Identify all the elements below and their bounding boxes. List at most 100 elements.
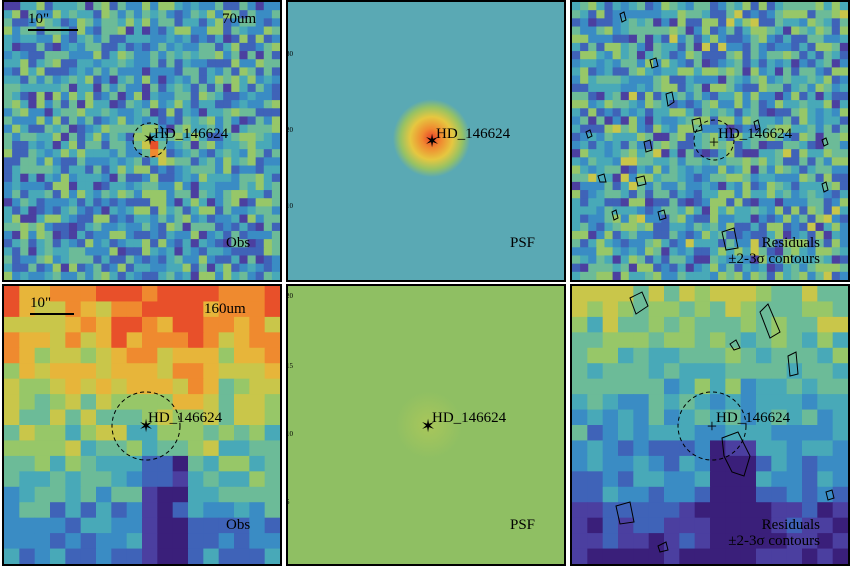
image-pixel [93, 34, 103, 44]
image-pixel [580, 271, 589, 280]
image-pixel [85, 108, 94, 118]
image-pixel [20, 165, 29, 175]
image-pixel [142, 455, 158, 472]
image-pixel [734, 10, 744, 19]
image-pixel [750, 18, 760, 28]
image-pixel [701, 75, 711, 85]
image-pixel [596, 91, 606, 101]
image-pixel [756, 440, 772, 457]
image-pixel [68, 67, 78, 77]
image-pixel [125, 67, 135, 77]
image-pixel [734, 26, 744, 36]
image-pixel [653, 108, 662, 118]
image-pixel [661, 173, 671, 183]
image-pixel [839, 255, 848, 265]
image-pixel [271, 51, 280, 60]
image-pixel [190, 214, 200, 224]
image-pixel [758, 83, 768, 93]
image-pixel [710, 165, 719, 175]
image-pixel [807, 239, 817, 248]
image-pixel [677, 271, 687, 280]
image-pixel [117, 173, 127, 183]
image-pixel [190, 165, 200, 175]
source-label: HD_146624 [716, 410, 791, 426]
image-pixel [596, 181, 606, 191]
image-pixel [190, 91, 200, 101]
image-pixel [588, 239, 597, 248]
image-pixel [77, 75, 86, 85]
image-pixel [101, 149, 111, 158]
image-pixel [679, 347, 696, 364]
image-pixel [758, 181, 768, 191]
image-pixel [799, 165, 809, 175]
image-pixel [158, 10, 167, 19]
image-pixel [101, 124, 111, 134]
image-pixel [247, 157, 257, 167]
image-pixel [596, 2, 606, 11]
image-pixel [669, 59, 679, 69]
image-pixel [28, 198, 38, 208]
image-pixel [832, 301, 848, 318]
image-pixel [12, 214, 21, 224]
image-pixel [85, 34, 94, 44]
image-pixel [60, 75, 70, 85]
image-pixel [783, 2, 792, 11]
image-pixel [247, 91, 257, 101]
image-pixel [215, 239, 224, 248]
image-pixel [85, 91, 94, 101]
image-pixel [203, 486, 220, 503]
image-pixel [206, 263, 216, 273]
image-pixel [188, 455, 204, 472]
image-pixel [750, 2, 760, 11]
image-pixel [726, 59, 735, 69]
image-pixel [50, 394, 66, 411]
image-pixel [758, 10, 768, 19]
image-pixel [612, 108, 622, 118]
image-pixel [158, 230, 167, 240]
image-pixel [756, 286, 772, 303]
image-pixel [758, 26, 768, 36]
image-pixel [742, 190, 752, 199]
image-pixel [587, 533, 604, 550]
image-pixel [80, 347, 97, 364]
image-pixel [44, 124, 54, 134]
tick-label: 10 [286, 430, 293, 438]
image-pixel [726, 91, 735, 101]
image-pixel [96, 378, 112, 395]
image-pixel [725, 533, 742, 550]
image-pixel [831, 255, 841, 265]
image-pixel [190, 26, 200, 36]
image-pixel [817, 425, 834, 442]
image-pixel [96, 347, 112, 364]
image-pixel [77, 132, 86, 142]
source-marker-icon: ✶ [420, 416, 435, 436]
image-pixel [36, 67, 46, 77]
image-pixel [157, 455, 174, 472]
image-pixel [612, 10, 622, 19]
image-pixel [4, 378, 20, 395]
image-pixel [239, 230, 249, 240]
image-pixel [648, 394, 665, 411]
image-pixel [263, 165, 273, 175]
image-pixel [19, 455, 36, 472]
image-pixel [85, 26, 94, 36]
image-pixel [766, 132, 776, 142]
image-pixel [125, 149, 135, 158]
image-pixel [96, 486, 112, 503]
image-pixel [85, 83, 94, 93]
image-pixel [12, 190, 21, 199]
image-pixel [701, 173, 711, 183]
image-pixel [234, 440, 250, 457]
image-pixel [620, 67, 630, 77]
image-pixel [206, 173, 216, 183]
image-pixel [52, 10, 62, 19]
image-pixel [628, 26, 638, 36]
image-pixel [77, 91, 86, 101]
image-pixel [742, 239, 752, 248]
image-pixel [263, 173, 273, 183]
image-pixel [774, 190, 784, 199]
image-pixel [223, 157, 232, 167]
image-pixel [685, 91, 695, 101]
image-pixel [44, 230, 54, 240]
image-pixel [117, 247, 127, 257]
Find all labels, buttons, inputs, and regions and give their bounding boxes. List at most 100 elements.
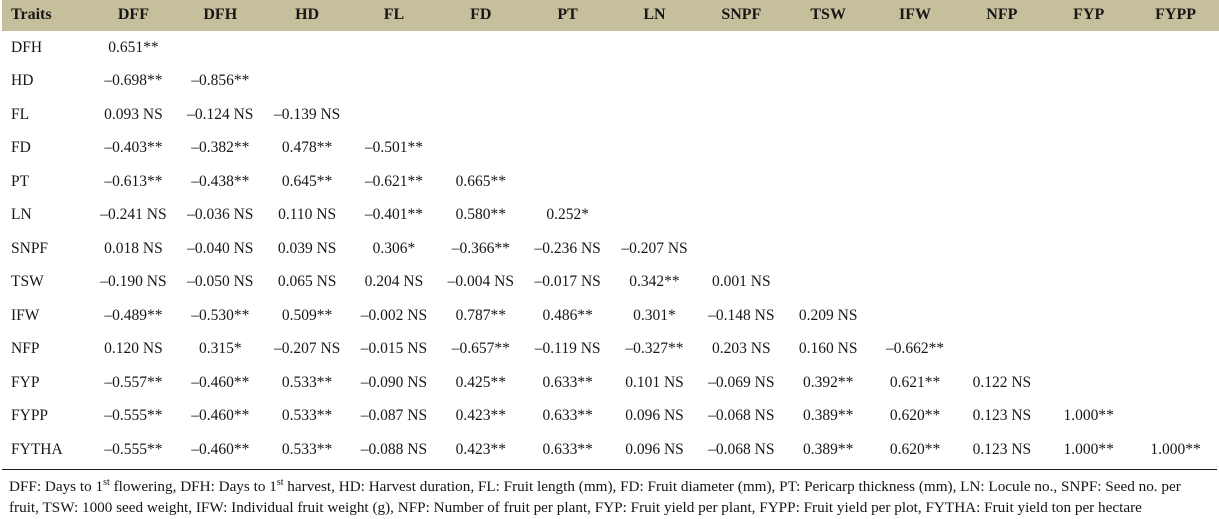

------------------------------------

- **Your task**: Can you quote the material above word for word, from its first line to its last, with the pictures left out?

- **Response to the exercise**:
Identify all the elements below and their bounding boxes. List at most 100 elements.
image-pixel [93, 34, 103, 44]
image-pixel [580, 271, 589, 280]
image-pixel [85, 108, 94, 118]
image-pixel [20, 165, 29, 175]
image-pixel [142, 455, 158, 472]
image-pixel [734, 10, 744, 19]
image-pixel [750, 18, 760, 28]
image-pixel [701, 75, 711, 85]
image-pixel [596, 91, 606, 101]
image-pixel [756, 440, 772, 457]
image-pixel [68, 67, 78, 77]
image-pixel [125, 67, 135, 77]
image-pixel [734, 26, 744, 36]
image-pixel [653, 108, 662, 118]
image-pixel [661, 173, 671, 183]
image-pixel [839, 255, 848, 265]
image-pixel [271, 51, 280, 60]
image-pixel [190, 214, 200, 224]
image-pixel [758, 83, 768, 93]
image-pixel [710, 165, 719, 175]
image-pixel [807, 239, 817, 248]
image-pixel [677, 271, 687, 280]
image-pixel [117, 173, 127, 183]
image-pixel [190, 165, 200, 175]
source-label: HD_146624 [716, 410, 791, 426]
image-pixel [596, 181, 606, 191]
image-pixel [190, 91, 200, 101]
image-pixel [588, 239, 597, 248]
image-pixel [77, 75, 86, 85]
image-pixel [101, 149, 111, 158]
image-pixel [679, 347, 696, 364]
image-pixel [758, 181, 768, 191]
image-pixel [799, 165, 809, 175]
image-pixel [158, 10, 167, 19]
image-pixel [101, 124, 111, 134]
image-pixel [247, 157, 257, 167]
image-pixel [596, 2, 606, 11]
image-pixel [669, 59, 679, 69]
image-pixel [28, 198, 38, 208]
image-pixel [832, 301, 848, 318]
image-pixel [12, 214, 21, 224]
image-pixel [85, 34, 94, 44]
image-pixel [60, 75, 70, 85]
image-pixel [783, 2, 792, 11]
image-pixel [247, 91, 257, 101]
image-pixel [215, 239, 224, 248]
image-pixel [85, 91, 94, 101]
image-pixel [203, 486, 220, 503]
image-pixel [206, 263, 216, 273]
image-pixel [188, 455, 204, 472]
image-pixel [750, 2, 760, 11]
image-pixel [726, 59, 735, 69]
image-pixel [50, 394, 66, 411]
image-pixel [758, 10, 768, 19]
image-pixel [612, 108, 622, 118]
image-pixel [158, 230, 167, 240]
image-pixel [756, 286, 772, 303]
image-pixel [758, 26, 768, 36]
image-pixel [742, 190, 752, 199]
image-pixel [587, 533, 604, 550]
image-pixel [80, 347, 97, 364]
image-pixel [44, 124, 54, 134]
tick-label: 10 [286, 430, 293, 438]
image-pixel [726, 91, 735, 101]
image-pixel [96, 378, 112, 395]
image-pixel [725, 533, 742, 550]
image-pixel [831, 255, 841, 265]
image-pixel [190, 26, 200, 36]
image-pixel [817, 425, 834, 442]
image-pixel [96, 347, 112, 364]
image-pixel [77, 132, 86, 142]
source-marker-icon: ✶ [420, 416, 435, 436]
image-pixel [36, 67, 46, 77]
image-pixel [157, 455, 174, 472]
image-pixel [612, 10, 622, 19]
image-pixel [4, 378, 20, 395]
image-pixel [239, 230, 249, 240]
image-pixel [648, 394, 665, 411]
image-pixel [263, 165, 273, 175]
image-pixel [19, 455, 36, 472]
image-pixel [85, 26, 94, 36]
image-pixel [766, 132, 776, 142]
image-pixel [125, 149, 135, 158]
image-pixel [96, 486, 112, 503]
image-pixel [85, 83, 94, 93]
image-pixel [12, 190, 21, 199]
image-pixel [701, 173, 711, 183]
image-pixel [234, 440, 250, 457]
image-pixel [620, 67, 630, 77]
image-pixel [206, 173, 216, 183]
image-pixel [52, 10, 62, 19]
image-pixel [628, 26, 638, 36]
image-pixel [77, 91, 86, 101]
image-pixel [742, 239, 752, 248]
image-pixel [263, 173, 273, 183]
image-pixel [774, 190, 784, 199]
image-pixel [223, 157, 232, 167]
image-pixel [685, 91, 695, 101]
image-pixel [44, 230, 54, 240]
image-pixel [117, 247, 127, 257]
Find all labels, buttons, inputs, and regions and give their bounding boxes. List at most 100 elements.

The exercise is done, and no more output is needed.